Problems and tasks:
1 > Summarize the CGG results release below in two sentences.
2 > In the CGG results release below, what leverage ratio did the company report at the end of 2018?
3 > Pick up the CGG results release below after its last sentence and continue it in the same style.

***** Passage shown

Paris, France | Mar 8, 2019

CGG (ISIN: FR0013181864 – NYSE: CGG), world leader in Geoscience, announced today its 2018 fourth quarter and full-year unaudited results.

From Q4 2018, CGG applied the following accounting changes:

  • Following the strategic plan announced on Nov. 7, 2018 and actions undertaken afterwards, Acquisition is accounted under IFRS 5 as discontinued operations and assets held for sale and therefore is no longer included in Sales, EBITDAs and Operating income;
  • In line with industry standards, CGG applied prospectively 4-year straight-line amortization for its Multi-Client library.

Q4 2018: Solid Sales and Positive Net Cash Flow at $21m

  • IFRS figures: revenue at $370m, OPINC at $(282)m
  • Segment revenue1 at $438m, up 21% year-on-year, driven by strong multi-client sales
  • Segment EBITDAs1 at $235m, up 44% year-on-year, a 54% margin
  • Segment operating income1 at $10m, impacted by $(94)m additional straight-line amortization in Multi-Client due to change in estimate

Q4 P&L Impacts of the 2021 Strategic Roadmap and Other NRC

  • Group net income of $(790)m, impacted by:
    • Non-cash impairment charges of $(240)m, mainly linked to US Gulf of Mexico StagSeis data library of $(197)m, and Sercel inventory provision of $(30)m
    • Discontinued operations net loss of $(488)m, including $(263)m provisions and $(139)m non-cash impairments associated with Acquisition exit, in line with November 7, 2018 strategic announcements

FY 2018: Strong Revenue Growth and Positive Segment FCF at $134m

  • IFRS figures: revenue at $1,194m, OPINC at $(180)m, Group net income at $(96)m
  • Segment revenue1 at $1,227m, up 19%
  • Segment EBITDAs1 at $556m, up 28%, a 45% margin
  • Segment operating income1 at $142m, versus $48m last year
  • Net debt of $733m and liquidity of $434m at year-end with net cash flow of $(124)m. Leverage ratio at 1.3x

2019 Outlook

  • Expected high single digit revenue growth in line with increase in E&P spending
  • Segment EBITDAs margin expected at c. 45%, depending on revenue mix
  • Segment operating income in the range of $75-125m, including multi-client amortization of $(365)-(385)m
  • Total capex in the range of $330m-365m with multi-client cash capex at $250-275m, with a cash prefunding rate above 70%, and Industrial and R&D capex at $80-90m
  • Higher cash generation, with segment FCF in the range of $175-200m

1Segment figures presented before IFRS 15 and Non-Recurring Charges (NRC)

Commenting on these results, Sophie Zurquiyah, CGG CEO, said:“As the market continues its gradual recovery, CGG in its new profile delivered excellent 2018 operating results, which were above expectations. Our Geoscience, Multi-Client and Equipment businesses generated $134m of segment free cash flow validating our strategic decision to refocus the Company on its high value-add and profitable businesses.

**********
***** Raw data

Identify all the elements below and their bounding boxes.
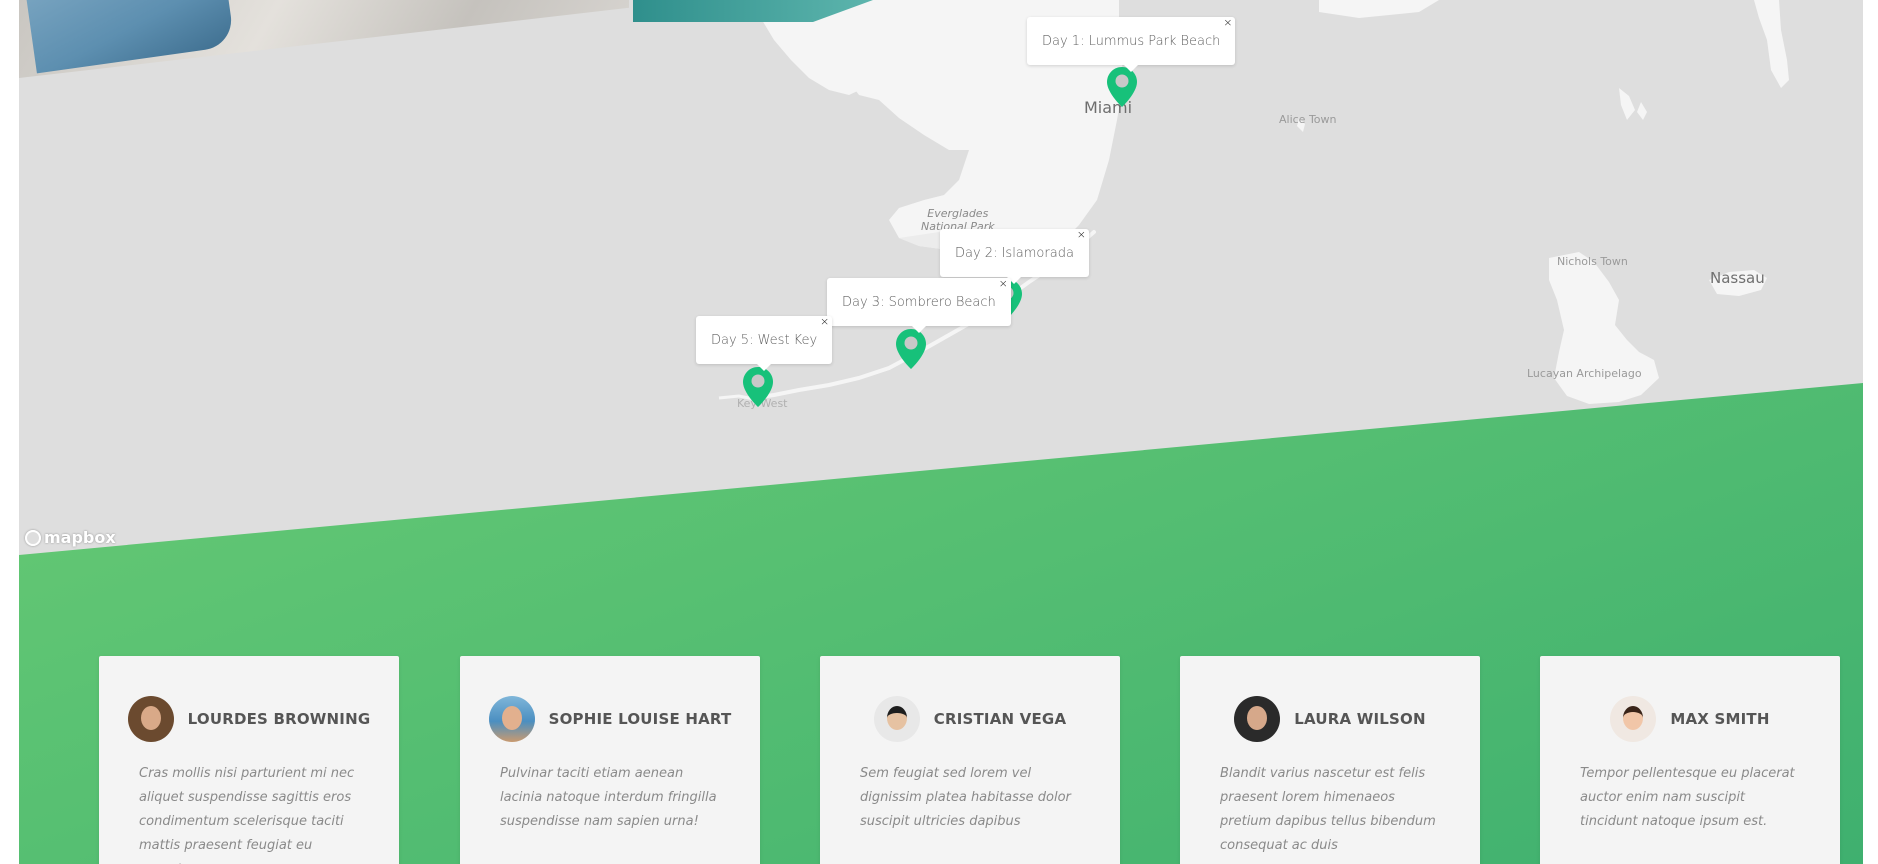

**********

The responses:
1 > CGG reported 2018 fourth-quarter and full-year unaudited results, with full-year segment revenue of $1,227m (up 19%) and positive segment free cash flow of $134m. Group net income was $(96)m for the year and $(790)m in the fourth quarter, when impairments and a $(488)m loss on discontinued operations tied to exiting Acquisition weighed on results.

2 > 1.3x.

3 >
CGG enjoys a leading technology position in Geoscience and Equipment, and as a result of our sustained investments in R&D during the downturn, we anticipate a solid pipeline of new products and innovative solutions to continue to generate strong returns in 2019 and beyond. As we enter 2019, we expect the Group to grow in line with market trends and remain focused on generating cash and are on track to deliver our 2021 plan.”

Impacts from changes of profile and in accounting methods:

Discontinued operations

Following the strategic plan announced on Nov. 7, 2018 and actions undertaken afterwards, Contractual Data Acquisition is accounted under IFRS 5 as discontinued operations and ‘assets held for sale’ and therefore is no longer included in Sales, EBITDAs, operating income and free cash flow. Previous periods have been restated accordingly for P&L and cash-flow statements (but not for the balance sheet).

Implementation of the CGG 2021 strategic plan must comply with the undertakings and requirements in the CGG safeguard plan and other applicable local legal requirements.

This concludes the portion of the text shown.